» **Material provided**
::::
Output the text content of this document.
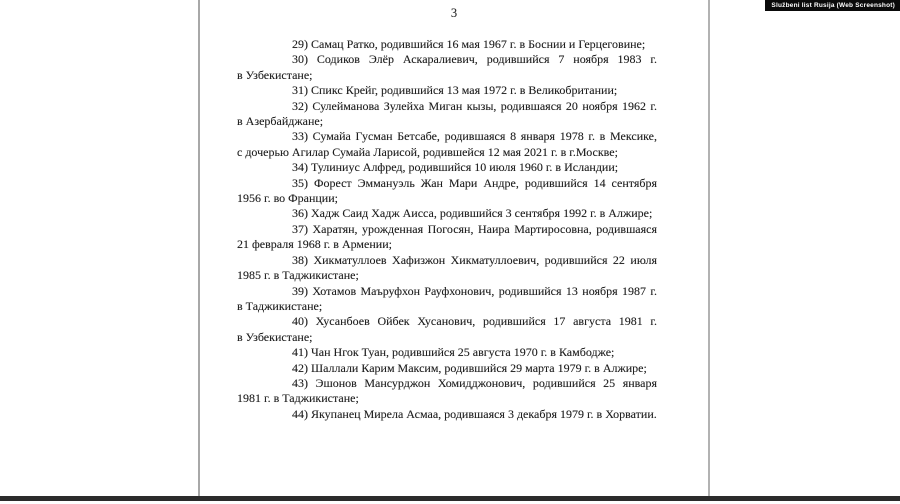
Službeni list Rusija (Web Screenshot)
3

29) Самац Ратко, родившийся 16 мая 1967 г. в Боснии и Герцеговине;

30) Содиков Элёр Аскаралиевич, родившийся 7 ноября 1983 г. в Узбекистане;

31) Спикс Крейг, родившийся 13 мая 1972 г. в Великобритании;

32) Сулейманова Зулейха Миган кызы, родившаяся 20 ноября 1962 г. в Азербайджане;

33) Сумайа Гусман Бетсабе, родившаяся 8 января 1978 г. в Мексике, с дочерью Агилар Сумайа Ларисой, родившейся 12 мая 2021 г. в г.Москве;

34) Тулиниус Алфред, родившийся 10 июля 1960 г. в Исландии;

35) Форест Эммануэль Жан Мари Андре, родившийся 14 сентября 1956 г. во Франции;

36) Хадж Саид Хадж Аисса, родившийся 3 сентября 1992 г. в Алжире;

37) Харатян, урожденная Погосян, Наира Мартиросовна, родившаяся 21 февраля 1968 г. в Армении;

38) Хикматуллоев Хафизжон Хикматуллоевич, родившийся 22 июля 1985 г. в Таджикистане;

39) Хотамов Маъруфхон Рауфхонович, родившийся 13 ноября 1987 г. в Таджикистане;

40) Хусанбоев Ойбек Хусанович, родившийся 17 августа 1981 г. в Узбекистане;

41) Чан Нгок Туан, родившийся 25 августа 1970 г. в Камбодже;

42) Шаллали Карим Максим, родившийся 29 марта 1979 г. в Алжире;

43) Эшонов Мансурджон Хомидджонович, родившийся 25 января 1981 г. в Таджикистане;

44) Якупанец Мирела Асмаа, родившаяся 3 декабря 1979 г. в Хорватии.
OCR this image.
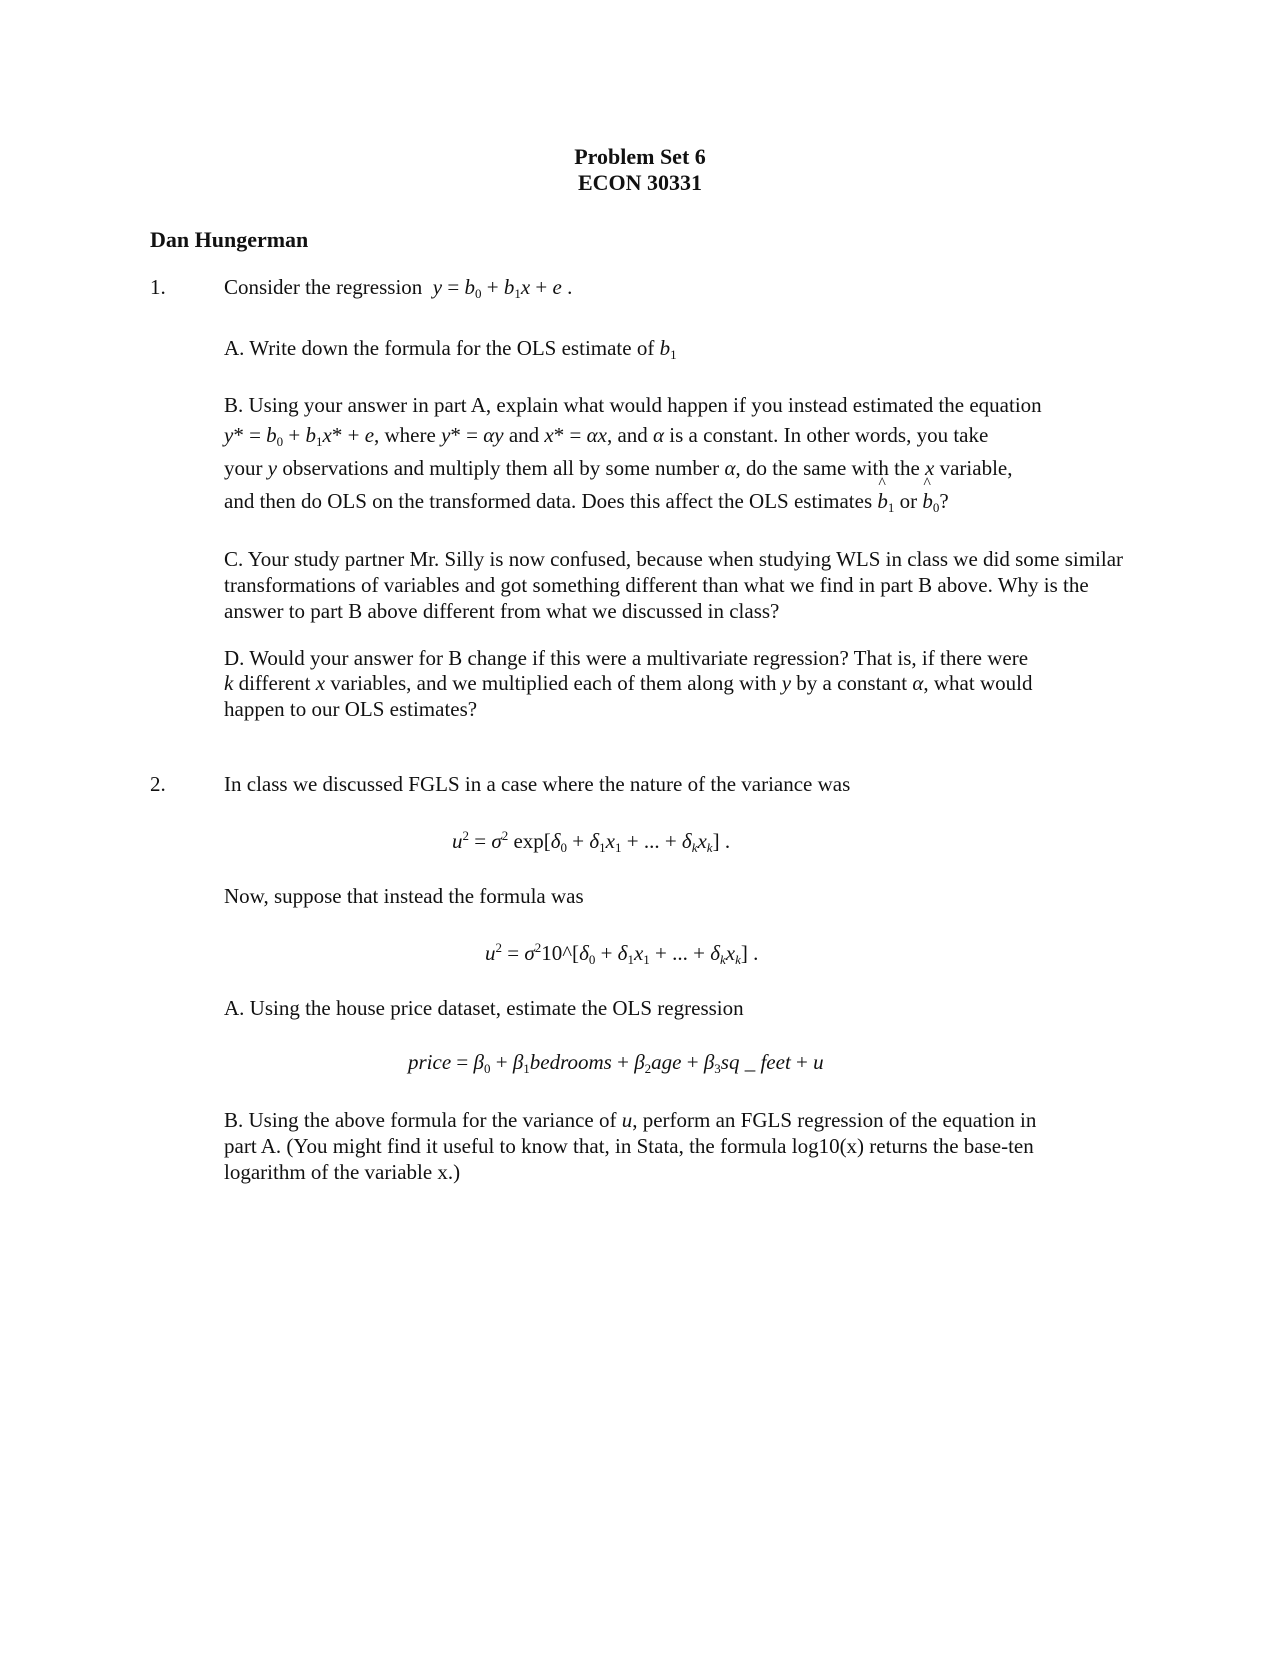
Problem Set 6
ECON 30331
Dan Hungerman
1.	Consider the regression $y = b_0 + b_1x + e$ .
A. Write down the formula for the OLS estimate of $b_1$
B. Using your answer in part A, explain what would happen if you instead estimated the equation
$y* = b_0 + b_1x* + e$, where y* = αy and x* = αx, and α is a constant. In other words, you take
your y observations and multiply them all by some number α, do the same with the x variable,
and then do OLS on the transformed data. Does this affect the OLS estimates ^ $b_1$ or ^ $b_0$?
C. Your study partner Mr. Silly is now confused, because when studying WLS in class we did some similar transformations of variables and got something different than what we find in part B above. Why is the answer to part B above different from what we discussed in class?
D. Would your answer for B change if this were a multivariate regression? That is, if there were
k different x variables, and we multiplied each of them along with y by a constant α, what would
happen to our OLS estimates?
2.	In class we discussed FGLS in a case where the nature of the variance was
$u^2 = \sigma^2$ $\exp[\delta_0 + \delta_1x_1$ + ... + $\delta_kx_k$] .
Now, suppose that instead the formula was
$u^2$ = $\sigma^210\^{}[\delta_0 + \delta_1x_1$ + ... + $\delta_kx_k$] .
A. Using the house price dataset, estimate the OLS regression
price = $\beta_0$ + $\beta_1bedrooms + \beta_2age + \beta_3sq$ _ feet + u
B. Using the above formula for the variance of u, perform an FGLS regression of the equation in
part A. (You might find it useful to know that, in Stata, the formula log10(x) returns the base-ten
logarithm of the variable x.)
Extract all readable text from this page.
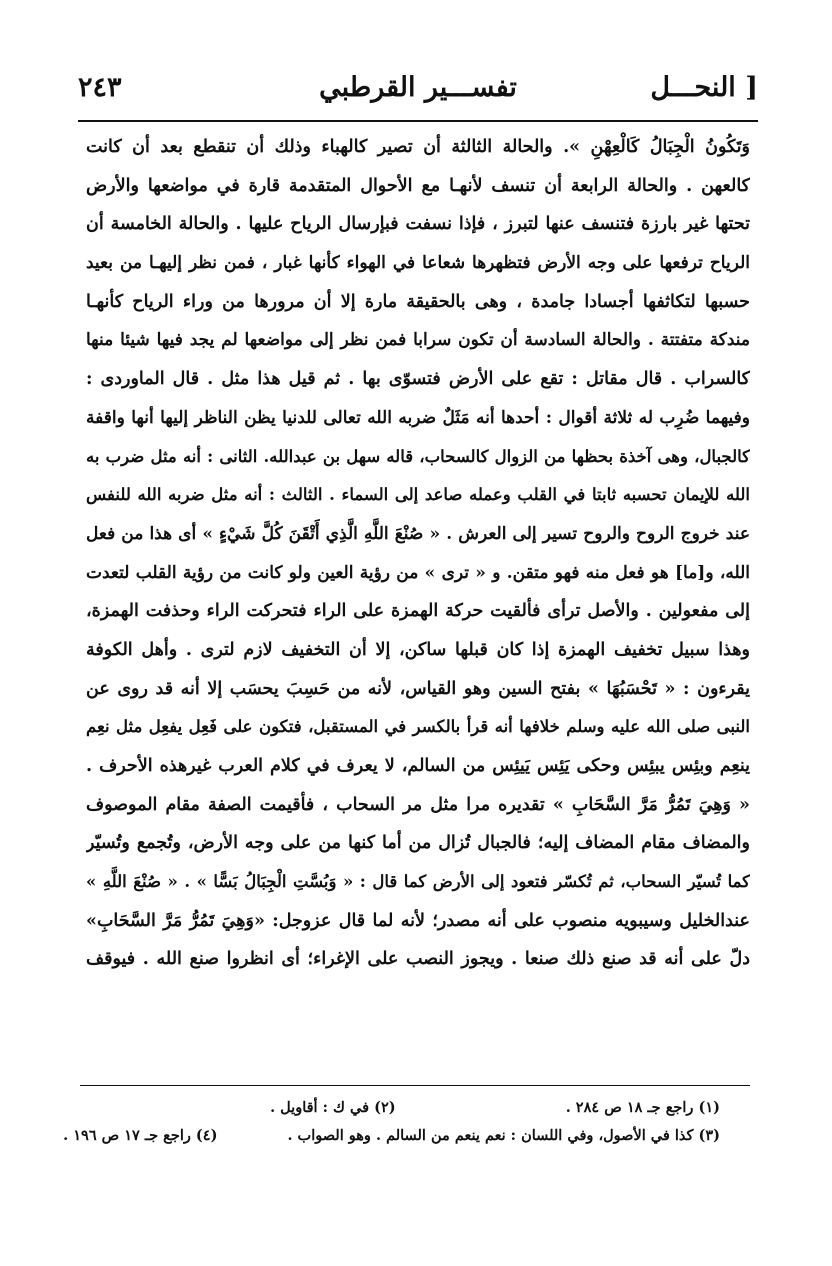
[ النحـــل
تفســـير القرطبي
٢٤٣
وَتَكُونُ الْجِبَالُ كَالْعِهْنِ ». والحالة الثالثة أن تصير كالهباء وذلك أن تنقطع بعد أن كانت
كالعهن . والحالة الرابعة أن تنسف لأنهـا مع الأحوال المتقدمة قارة في مواضعها والأرض
تحتها غير بارزة فتنسف عنها لتبرز ، فإذا نسفت فبإرسال الرياح عليها . والحالة الخامسة أن
الرياح ترفعها على وجه الأرض فتظهرها شعاعا في الهواء كأنها غبار ، فمن نظر إليهـا من بعيد
حسبها لتكاثفها أجسادا جامدة ، وهى بالحقيقة مارة إلا أن مرورها من وراء الرياح كأنهـا
مندكة متفتتة . والحالة السادسة أن تكون سرابا فمن نظر إلى مواضعها لم يجد فيها شيئا منها
كالسراب . قال مقاتل : تقع على الأرض فتسوّى بها . ثم قيل هذا مثل . قال الماوردى :
وفيهما ضُرِب له ثلاثة أقوال : أحدها أنه مَثَلٌ ضربه الله تعالى للدنيا يظن الناظر إليها أنها واقفة
كالجبال، وهى آخذة بحظها من الزوال كالسحاب، قاله سهل بن عبدالله. الثانى : أنه مثل ضرب به
الله للإيمان تحسبه ثابتا في القلب وعمله صاعد إلى السماء . الثالث : أنه مثل ضربه الله للنفس
عند خروج الروح والروح تسير إلى العرش . « صُنْعَ اللَّهِ الَّذِي أَتْقَنَ كُلَّ شَيْءٍ » أى هذا من فعل
الله، و[ما] هو فعل منه فهو متقن. و « ترى » من رؤية العين ولو كانت من رؤية القلب لتعدت
إلى مفعولين . والأصل ترأى فألقيت حركة الهمزة على الراء فتحركت الراء وحذفت الهمزة،
وهذا سبيل تخفيف الهمزة إذا كان قبلها ساكن، إلا أن التخفيف لازم لترى . وأهل الكوفة
يقرءون : « تَحْسَبُهَا » بفتح السين وهو القياس، لأنه من حَسِبَ يحسَب إلا أنه قد روى عن
النبى صلى الله عليه وسلم خلافها أنه قرأ بالكسر في المستقبل، فتكون على فَعِل يفعِل مثل نعِم
ينعِم وبئِس يبئِس وحكى يَئِس يَيئِس من السالم، لا يعرف في كلام العرب غيرهذه الأحرف .
« وَهِيَ تَمُرُّ مَرَّ السَّحَابِ » تقديره مرا مثل مر السحاب ، فأقيمت الصفة مقام الموصوف
والمضاف مقام المضاف إليه؛ فالجبال تُزال من أما كنها من على وجه الأرض، وتُجمع وتُسيّر
كما تُسيّر السحاب، ثم تُكسّر فتعود إلى الأرض كما قال : « وَبُسَّتِ الْجِبَالُ بَسًّا » . « صُنْعَ اللَّهِ »
عندالخليل وسيبويه منصوب على أنه مصدر؛ لأنه لما قال عزوجل: «وَهِيَ تَمُرُّ مَرَّ السَّحَابِ»
دلّ على أنه قد صنع ذلك صنعا . ويجوز النصب على الإغراء؛ أى انظروا صنع الله . فيوقف
(١) راجع جـ ١٨ ص ٢٨٤ .
(٢) في ك : أقاويل .
(٣) كذا في الأصول، وفي اللسان : نعم ينعم من السالم . وهو الصواب .
(٤) راجع جـ ١٧ ص ١٩٦ .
::::
» **The problem**
Without the pictures, output the full listing exactly as it stands.

» **Output for this task**
Output the text content of this document.
Službeni list Rusija (Web Screenshot)
3

29) Самац Ратко, родившийся 16 мая 1967 г. в Боснии и Герцеговине;

30) Содиков Элёр Аскаралиевич, родившийся 7 ноября 1983 г. в Узбекистане;

31) Спикс Крейг, родившийся 13 мая 1972 г. в Великобритании;

32) Сулейманова Зулейха Миган кызы, родившаяся 20 ноября 1962 г. в Азербайджане;

33) Сумайа Гусман Бетсабе, родившаяся 8 января 1978 г. в Мексике, с дочерью Агилар Сумайа Ларисой, родившейся 12 мая 2021 г. в г.Москве;

34) Тулиниус Алфред, родившийся 10 июля 1960 г. в Исландии;

35) Форест Эммануэль Жан Мари Андре, родившийся 14 сентября 1956 г. во Франции;

36) Хадж Саид Хадж Аисса, родившийся 3 сентября 1992 г. в Алжире;

37) Харатян, урожденная Погосян, Наира Мартиросовна, родившаяся 21 февраля 1968 г. в Армении;

38) Хикматуллоев Хафизжон Хикматуллоевич, родившийся 22 июля 1985 г. в Таджикистане;

39) Хотамов Маъруфхон Рауфхонович, родившийся 13 ноября 1987 г. в Таджикистане;

40) Хусанбоев Ойбек Хусанович, родившийся 17 августа 1981 г. в Узбекистане;

41) Чан Нгок Туан, родившийся 25 августа 1970 г. в Камбодже;

42) Шаллали Карим Максим, родившийся 29 марта 1979 г. в Алжире;

43) Эшонов Мансурджон Хомидджонович, родившийся 25 января 1981 г. в Таджикистане;

44) Якупанец Мирела Асмаа, родившаяся 3 декабря 1979 г. в Хорватии.
OCR this image.
Problem Set 6
ECON 30331
Dan Hungerman
1.	Consider the regression $y = b_0 + b_1x + e$ .
A. Write down the formula for the OLS estimate of $b_1$
B. Using your answer in part A, explain what would happen if you instead estimated the equation
$y* = b_0 + b_1x* + e$, where y* = αy and x* = αx, and α is a constant. In other words, you take
your y observations and multiply them all by some number α, do the same with the x variable,
and then do OLS on the transformed data. Does this affect the OLS estimates ^ $b_1$ or ^ $b_0$?
C. Your study partner Mr. Silly is now confused, because when studying WLS in class we did some similar transformations of variables and got something different than what we find in part B above. Why is the answer to part B above different from what we discussed in class?
D. Would your answer for B change if this were a multivariate regression? That is, if there were
k different x variables, and we multiplied each of them along with y by a constant α, what would
happen to our OLS estimates?
2.	In class we discussed FGLS in a case where the nature of the variance was
$u^2 = \sigma^2$ $\exp[\delta_0 + \delta_1x_1$ + ... + $\delta_kx_k$] .
Now, suppose that instead the formula was
$u^2$ = $\sigma^210\^{}[\delta_0 + \delta_1x_1$ + ... + $\delta_kx_k$] .
A. Using the house price dataset, estimate the OLS regression
price = $\beta_0$ + $\beta_1bedrooms + \beta_2age + \beta_3sq$ _ feet + u
B. Using the above formula for the variance of u, perform an FGLS regression of the equation in
part A. (You might find it useful to know that, in Stata, the formula log10(x) returns the base-ten
logarithm of the variable x.)
Extract all readable text from this page.
[ النحـــل
تفســـير القرطبي
٢٤٣
وَتَكُونُ الْجِبَالُ كَالْعِهْنِ ». والحالة الثالثة أن تصير كالهباء وذلك أن تنقطع بعد أن كانت
كالعهن . والحالة الرابعة أن تنسف لأنهـا مع الأحوال المتقدمة قارة في مواضعها والأرض
تحتها غير بارزة فتنسف عنها لتبرز ، فإذا نسفت فبإرسال الرياح عليها . والحالة الخامسة أن
الرياح ترفعها على وجه الأرض فتظهرها شعاعا في الهواء كأنها غبار ، فمن نظر إليهـا من بعيد
حسبها لتكاثفها أجسادا جامدة ، وهى بالحقيقة مارة إلا أن مرورها من وراء الرياح كأنهـا
مندكة متفتتة . والحالة السادسة أن تكون سرابا فمن نظر إلى مواضعها لم يجد فيها شيئا منها
كالسراب . قال مقاتل : تقع على الأرض فتسوّى بها . ثم قيل هذا مثل . قال الماوردى :
وفيهما ضُرِب له ثلاثة أقوال : أحدها أنه مَثَلٌ ضربه الله تعالى للدنيا يظن الناظر إليها أنها واقفة
كالجبال، وهى آخذة بحظها من الزوال كالسحاب، قاله سهل بن عبدالله. الثانى : أنه مثل ضرب به
الله للإيمان تحسبه ثابتا في القلب وعمله صاعد إلى السماء . الثالث : أنه مثل ضربه الله للنفس
عند خروج الروح والروح تسير إلى العرش . « صُنْعَ اللَّهِ الَّذِي أَتْقَنَ كُلَّ شَيْءٍ » أى هذا من فعل
الله، و[ما] هو فعل منه فهو متقن. و « ترى » من رؤية العين ولو كانت من رؤية القلب لتعدت
إلى مفعولين . والأصل ترأى فألقيت حركة الهمزة على الراء فتحركت الراء وحذفت الهمزة،
وهذا سبيل تخفيف الهمزة إذا كان قبلها ساكن، إلا أن التخفيف لازم لترى . وأهل الكوفة
يقرءون : « تَحْسَبُهَا » بفتح السين وهو القياس، لأنه من حَسِبَ يحسَب إلا أنه قد روى عن
النبى صلى الله عليه وسلم خلافها أنه قرأ بالكسر في المستقبل، فتكون على فَعِل يفعِل مثل نعِم
ينعِم وبئِس يبئِس وحكى يَئِس يَيئِس من السالم، لا يعرف في كلام العرب غيرهذه الأحرف .
« وَهِيَ تَمُرُّ مَرَّ السَّحَابِ » تقديره مرا مثل مر السحاب ، فأقيمت الصفة مقام الموصوف
والمضاف مقام المضاف إليه؛ فالجبال تُزال من أما كنها من على وجه الأرض، وتُجمع وتُسيّر
كما تُسيّر السحاب، ثم تُكسّر فتعود إلى الأرض كما قال : « وَبُسَّتِ الْجِبَالُ بَسًّا » . « صُنْعَ اللَّهِ »
عندالخليل وسيبويه منصوب على أنه مصدر؛ لأنه لما قال عزوجل: «وَهِيَ تَمُرُّ مَرَّ السَّحَابِ»
دلّ على أنه قد صنع ذلك صنعا . ويجوز النصب على الإغراء؛ أى انظروا صنع الله . فيوقف
(١) راجع جـ ١٨ ص ٢٨٤ .
(٢) في ك : أقاويل .
(٣) كذا في الأصول، وفي اللسان : نعم ينعم من السالم . وهو الصواب .
(٤) راجع جـ ١٧ ص ١٩٦ .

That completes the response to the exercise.